Output the material beneath this task exactly, images excluded.

Material provided:

————————

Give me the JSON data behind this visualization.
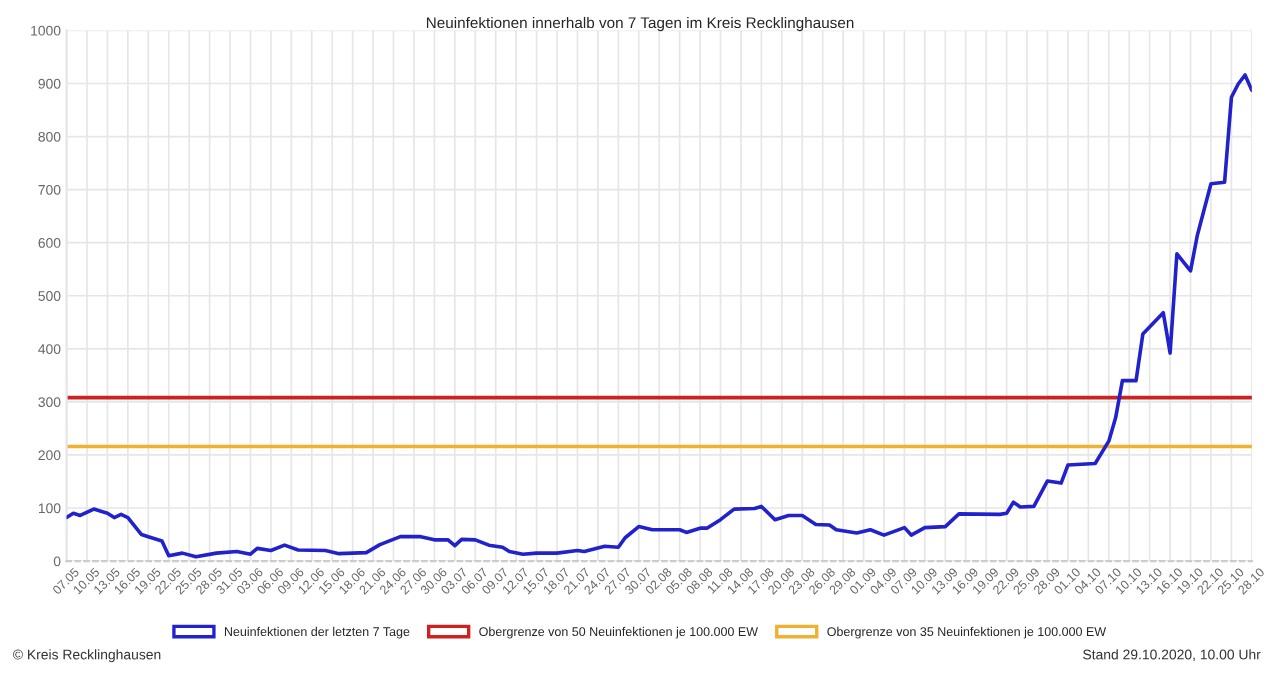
{
  "chart_data": {
    "type": "line",
    "title": "Neuinfektionen innerhalb von 7 Tagen im Kreis Recklinghausen",
    "xlim": [
      "2020-05-07",
      "2020-10-28"
    ],
    "ylim": [
      0,
      1000
    ],
    "yticks": [
      0,
      100,
      200,
      300,
      400,
      500,
      600,
      700,
      800,
      900,
      1000
    ],
    "xticks": [
      {
        "value": "2020-05-07",
        "label": "07.05"
      },
      {
        "value": "2020-05-10",
        "label": "10.05"
      },
      {
        "value": "2020-05-13",
        "label": "13.05"
      },
      {
        "value": "2020-05-16",
        "label": "16.05"
      },
      {
        "value": "2020-05-19",
        "label": "19.05"
      },
      {
        "value": "2020-05-22",
        "label": "22.05"
      },
      {
        "value": "2020-05-25",
        "label": "25.05"
      },
      {
        "value": "2020-05-28",
        "label": "28.05"
      },
      {
        "value": "2020-05-31",
        "label": "31.05"
      },
      {
        "value": "2020-06-03",
        "label": "03.06"
      },
      {
        "value": "2020-06-06",
        "label": "06.06"
      },
      {
        "value": "2020-06-09",
        "label": "09.06"
      },
      {
        "value": "2020-06-12",
        "label": "12.06"
      },
      {
        "value": "2020-06-15",
        "label": "15.06"
      },
      {
        "value": "2020-06-18",
        "label": "18.06"
      },
      {
        "value": "2020-06-21",
        "label": "21.06"
      },
      {
        "value": "2020-06-24",
        "label": "24.06"
      },
      {
        "value": "2020-06-27",
        "label": "27.06"
      },
      {
        "value": "2020-06-30",
        "label": "30.06"
      },
      {
        "value": "2020-07-03",
        "label": "03.07"
      },
      {
        "value": "2020-07-06",
        "label": "06.07"
      },
      {
        "value": "2020-07-09",
        "label": "09.07"
      },
      {
        "value": "2020-07-12",
        "label": "12.07"
      },
      {
        "value": "2020-07-15",
        "label": "15.07"
      },
      {
        "value": "2020-07-18",
        "label": "18.07"
      },
      {
        "value": "2020-07-21",
        "label": "21.07"
      },
      {
        "value": "2020-07-24",
        "label": "24.07"
      },
      {
        "value": "2020-07-27",
        "label": "27.07"
      },
      {
        "value": "2020-07-30",
        "label": "30.07"
      },
      {
        "value": "2020-08-02",
        "label": "02.08"
      },
      {
        "value": "2020-08-05",
        "label": "05.08"
      },
      {
        "value": "2020-08-08",
        "label": "08.08"
      },
      {
        "value": "2020-08-11",
        "label": "11.08"
      },
      {
        "value": "2020-08-14",
        "label": "14.08"
      },
      {
        "value": "2020-08-17",
        "label": "17.08"
      },
      {
        "value": "2020-08-20",
        "label": "20.08"
      },
      {
        "value": "2020-08-23",
        "label": "23.08"
      },
      {
        "value": "2020-08-26",
        "label": "26.08"
      },
      {
        "value": "2020-08-29",
        "label": "29.08"
      },
      {
        "value": "2020-09-01",
        "label": "01.09"
      },
      {
        "value": "2020-09-04",
        "label": "04.09"
      },
      {
        "value": "2020-09-07",
        "label": "07.09"
      },
      {
        "value": "2020-09-10",
        "label": "10.09"
      },
      {
        "value": "2020-09-13",
        "label": "13.09"
      },
      {
        "value": "2020-09-16",
        "label": "16.09"
      },
      {
        "value": "2020-09-19",
        "label": "19.09"
      },
      {
        "value": "2020-09-22",
        "label": "22.09"
      },
      {
        "value": "2020-09-25",
        "label": "25.09"
      },
      {
        "value": "2020-09-28",
        "label": "28.09"
      },
      {
        "value": "2020-10-01",
        "label": "01.10"
      },
      {
        "value": "2020-10-04",
        "label": "04.10"
      },
      {
        "value": "2020-10-07",
        "label": "07.10"
      },
      {
        "value": "2020-10-10",
        "label": "10.10"
      },
      {
        "value": "2020-10-13",
        "label": "13.10"
      },
      {
        "value": "2020-10-16",
        "label": "16.10"
      },
      {
        "value": "2020-10-19",
        "label": "19.10"
      },
      {
        "value": "2020-10-22",
        "label": "22.10"
      },
      {
        "value": "2020-10-25",
        "label": "25.10"
      },
      {
        "value": "2020-10-28",
        "label": "28.10"
      }
    ],
    "grid": true,
    "legend": "bottom",
    "series": [
      {
        "name": "Neuinfektionen der letzten 7 Tage",
        "color": "#2222cc",
        "x": [
          "2020-05-07",
          "2020-05-08",
          "2020-05-09",
          "2020-05-11",
          "2020-05-13",
          "2020-05-14",
          "2020-05-15",
          "2020-05-16",
          "2020-05-18",
          "2020-05-19",
          "2020-05-21",
          "2020-05-22",
          "2020-05-24",
          "2020-05-26",
          "2020-05-29",
          "2020-06-01",
          "2020-06-03",
          "2020-06-04",
          "2020-06-06",
          "2020-06-08",
          "2020-06-10",
          "2020-06-14",
          "2020-06-16",
          "2020-06-20",
          "2020-06-22",
          "2020-06-25",
          "2020-06-28",
          "2020-06-30",
          "2020-07-02",
          "2020-07-03",
          "2020-07-04",
          "2020-07-06",
          "2020-07-08",
          "2020-07-10",
          "2020-07-11",
          "2020-07-13",
          "2020-07-15",
          "2020-07-18",
          "2020-07-21",
          "2020-07-22",
          "2020-07-25",
          "2020-07-27",
          "2020-07-28",
          "2020-07-30",
          "2020-08-01",
          "2020-08-05",
          "2020-08-06",
          "2020-08-08",
          "2020-08-09",
          "2020-08-11",
          "2020-08-13",
          "2020-08-16",
          "2020-08-17",
          "2020-08-19",
          "2020-08-21",
          "2020-08-23",
          "2020-08-25",
          "2020-08-27",
          "2020-08-28",
          "2020-08-31",
          "2020-09-02",
          "2020-09-04",
          "2020-09-07",
          "2020-09-08",
          "2020-09-10",
          "2020-09-13",
          "2020-09-15",
          "2020-09-21",
          "2020-09-22",
          "2020-09-23",
          "2020-09-24",
          "2020-09-26",
          "2020-09-28",
          "2020-09-30",
          "2020-10-01",
          "2020-10-05",
          "2020-10-07",
          "2020-10-08",
          "2020-10-09",
          "2020-10-11",
          "2020-10-12",
          "2020-10-15",
          "2020-10-16",
          "2020-10-17",
          "2020-10-19",
          "2020-10-20",
          "2020-10-22",
          "2020-10-24",
          "2020-10-25",
          "2020-10-26",
          "2020-10-27",
          "2020-10-28"
        ],
        "values": [
          82,
          90,
          86,
          98,
          90,
          82,
          88,
          82,
          50,
          46,
          38,
          10,
          15,
          8,
          15,
          18,
          13,
          24,
          20,
          30,
          21,
          20,
          14,
          16,
          31,
          46,
          46,
          40,
          40,
          29,
          41,
          40,
          30,
          26,
          18,
          13,
          15,
          15,
          20,
          18,
          28,
          26,
          44,
          65,
          59,
          59,
          54,
          62,
          62,
          78,
          98,
          99,
          103,
          78,
          86,
          86,
          69,
          68,
          59,
          53,
          59,
          49,
          63,
          49,
          63,
          65,
          89,
          88,
          90,
          111,
          102,
          103,
          151,
          147,
          181,
          184,
          226,
          270,
          340,
          340,
          428,
          468,
          392,
          579,
          547,
          614,
          711,
          714,
          874,
          899,
          916,
          887
        ]
      }
    ],
    "ref_lines": [
      {
        "axis": "y",
        "value": 308,
        "label": "Obergrenze von 50 Neuinfektionen je 100.000 EW",
        "color": "#cc2222"
      },
      {
        "axis": "y",
        "value": 216,
        "label": "Obergrenze von 35 Neuinfektionen je 100.000 EW",
        "color": "#f0b030"
      }
    ],
    "annotations": [
      "© Kreis Recklinghausen",
      "Stand 29.10.2020, 10.00 Uhr"
    ]
  }
}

————————

Solution to this task:
Give me the JSON data behind this visualization.
{
  "chart_data": {
    "type": "line",
    "title": "Neuinfektionen innerhalb von 7 Tagen im Kreis Recklinghausen",
    "xlim": [
      "2020-05-07",
      "2020-10-28"
    ],
    "ylim": [
      0,
      1000
    ],
    "yticks": [
      0,
      100,
      200,
      300,
      400,
      500,
      600,
      700,
      800,
      900,
      1000
    ],
    "xticks": [
      {
        "value": "2020-05-07",
        "label": "07.05"
      },
      {
        "value": "2020-05-10",
        "label": "10.05"
      },
      {
        "value": "2020-05-13",
        "label": "13.05"
      },
      {
        "value": "2020-05-16",
        "label": "16.05"
      },
      {
        "value": "2020-05-19",
        "label": "19.05"
      },
      {
        "value": "2020-05-22",
        "label": "22.05"
      },
      {
        "value": "2020-05-25",
        "label": "25.05"
      },
      {
        "value": "2020-05-28",
        "label": "28.05"
      },
      {
        "value": "2020-05-31",
        "label": "31.05"
      },
      {
        "value": "2020-06-03",
        "label": "03.06"
      },
      {
        "value": "2020-06-06",
        "label": "06.06"
      },
      {
        "value": "2020-06-09",
        "label": "09.06"
      },
      {
        "value": "2020-06-12",
        "label": "12.06"
      },
      {
        "value": "2020-06-15",
        "label": "15.06"
      },
      {
        "value": "2020-06-18",
        "label": "18.06"
      },
      {
        "value": "2020-06-21",
        "label": "21.06"
      },
      {
        "value": "2020-06-24",
        "label": "24.06"
      },
      {
        "value": "2020-06-27",
        "label": "27.06"
      },
      {
        "value": "2020-06-30",
        "label": "30.06"
      },
      {
        "value": "2020-07-03",
        "label": "03.07"
      },
      {
        "value": "2020-07-06",
        "label": "06.07"
      },
      {
        "value": "2020-07-09",
        "label": "09.07"
      },
      {
        "value": "2020-07-12",
        "label": "12.07"
      },
      {
        "value": "2020-07-15",
        "label": "15.07"
      },
      {
        "value": "2020-07-18",
        "label": "18.07"
      },
      {
        "value": "2020-07-21",
        "label": "21.07"
      },
      {
        "value": "2020-07-24",
        "label": "24.07"
      },
      {
        "value": "2020-07-27",
        "label": "27.07"
      },
      {
        "value": "2020-07-30",
        "label": "30.07"
      },
      {
        "value": "2020-08-02",
        "label": "02.08"
      },
      {
        "value": "2020-08-05",
        "label": "05.08"
      },
      {
        "value": "2020-08-08",
        "label": "08.08"
      },
      {
        "value": "2020-08-11",
        "label": "11.08"
      },
      {
        "value": "2020-08-14",
        "label": "14.08"
      },
      {
        "value": "2020-08-17",
        "label": "17.08"
      },
      {
        "value": "2020-08-20",
        "label": "20.08"
      },
      {
        "value": "2020-08-23",
        "label": "23.08"
      },
      {
        "value": "2020-08-26",
        "label": "26.08"
      },
      {
        "value": "2020-08-29",
        "label": "29.08"
      },
      {
        "value": "2020-09-01",
        "label": "01.09"
      },
      {
        "value": "2020-09-04",
        "label": "04.09"
      },
      {
        "value": "2020-09-07",
        "label": "07.09"
      },
      {
        "value": "2020-09-10",
        "label": "10.09"
      },
      {
        "value": "2020-09-13",
        "label": "13.09"
      },
      {
        "value": "2020-09-16",
        "label": "16.09"
      },
      {
        "value": "2020-09-19",
        "label": "19.09"
      },
      {
        "value": "2020-09-22",
        "label": "22.09"
      },
      {
        "value": "2020-09-25",
        "label": "25.09"
      },
      {
        "value": "2020-09-28",
        "label": "28.09"
      },
      {
        "value": "2020-10-01",
        "label": "01.10"
      },
      {
        "value": "2020-10-04",
        "label": "04.10"
      },
      {
        "value": "2020-10-07",
        "label": "07.10"
      },
      {
        "value": "2020-10-10",
        "label": "10.10"
      },
      {
        "value": "2020-10-13",
        "label": "13.10"
      },
      {
        "value": "2020-10-16",
        "label": "16.10"
      },
      {
        "value": "2020-10-19",
        "label": "19.10"
      },
      {
        "value": "2020-10-22",
        "label": "22.10"
      },
      {
        "value": "2020-10-25",
        "label": "25.10"
      },
      {
        "value": "2020-10-28",
        "label": "28.10"
      }
    ],
    "grid": true,
    "legend": "bottom",
    "series": [
      {
        "name": "Neuinfektionen der letzten 7 Tage",
        "color": "#2222cc",
        "x": [
          "2020-05-07",
          "2020-05-08",
          "2020-05-09",
          "2020-05-11",
          "2020-05-13",
          "2020-05-14",
          "2020-05-15",
          "2020-05-16",
          "2020-05-18",
          "2020-05-19",
          "2020-05-21",
          "2020-05-22",
          "2020-05-24",
          "2020-05-26",
          "2020-05-29",
          "2020-06-01",
          "2020-06-03",
          "2020-06-04",
          "2020-06-06",
          "2020-06-08",
          "2020-06-10",
          "2020-06-14",
          "2020-06-16",
          "2020-06-20",
          "2020-06-22",
          "2020-06-25",
          "2020-06-28",
          "2020-06-30",
          "2020-07-02",
          "2020-07-03",
          "2020-07-04",
          "2020-07-06",
          "2020-07-08",
          "2020-07-10",
          "2020-07-11",
          "2020-07-13",
          "2020-07-15",
          "2020-07-18",
          "2020-07-21",
          "2020-07-22",
          "2020-07-25",
          "2020-07-27",
          "2020-07-28",
          "2020-07-30",
          "2020-08-01",
          "2020-08-05",
          "2020-08-06",
          "2020-08-08",
          "2020-08-09",
          "2020-08-11",
          "2020-08-13",
          "2020-08-16",
          "2020-08-17",
          "2020-08-19",
          "2020-08-21",
          "2020-08-23",
          "2020-08-25",
          "2020-08-27",
          "2020-08-28",
          "2020-08-31",
          "2020-09-02",
          "2020-09-04",
          "2020-09-07",
          "2020-09-08",
          "2020-09-10",
          "2020-09-13",
          "2020-09-15",
          "2020-09-21",
          "2020-09-22",
          "2020-09-23",
          "2020-09-24",
          "2020-09-26",
          "2020-09-28",
          "2020-09-30",
          "2020-10-01",
          "2020-10-05",
          "2020-10-07",
          "2020-10-08",
          "2020-10-09",
          "2020-10-11",
          "2020-10-12",
          "2020-10-15",
          "2020-10-16",
          "2020-10-17",
          "2020-10-19",
          "2020-10-20",
          "2020-10-22",
          "2020-10-24",
          "2020-10-25",
          "2020-10-26",
          "2020-10-27",
          "2020-10-28"
        ],
        "values": [
          82,
          90,
          86,
          98,
          90,
          82,
          88,
          82,
          50,
          46,
          38,
          10,
          15,
          8,
          15,
          18,
          13,
          24,
          20,
          30,
          21,
          20,
          14,
          16,
          31,
          46,
          46,
          40,
          40,
          29,
          41,
          40,
          30,
          26,
          18,
          13,
          15,
          15,
          20,
          18,
          28,
          26,
          44,
          65,
          59,
          59,
          54,
          62,
          62,
          78,
          98,
          99,
          103,
          78,
          86,
          86,
          69,
          68,
          59,
          53,
          59,
          49,
          63,
          49,
          63,
          65,
          89,
          88,
          90,
          111,
          102,
          103,
          151,
          147,
          181,
          184,
          226,
          270,
          340,
          340,
          428,
          468,
          392,
          579,
          547,
          614,
          711,
          714,
          874,
          899,
          916,
          887
        ]
      }
    ],
    "ref_lines": [
      {
        "axis": "y",
        "value": 308,
        "label": "Obergrenze von 50 Neuinfektionen je 100.000 EW",
        "color": "#cc2222"
      },
      {
        "axis": "y",
        "value": 216,
        "label": "Obergrenze von 35 Neuinfektionen je 100.000 EW",
        "color": "#f0b030"
      }
    ],
    "annotations": [
      "© Kreis Recklinghausen",
      "Stand 29.10.2020, 10.00 Uhr"
    ]
  }
}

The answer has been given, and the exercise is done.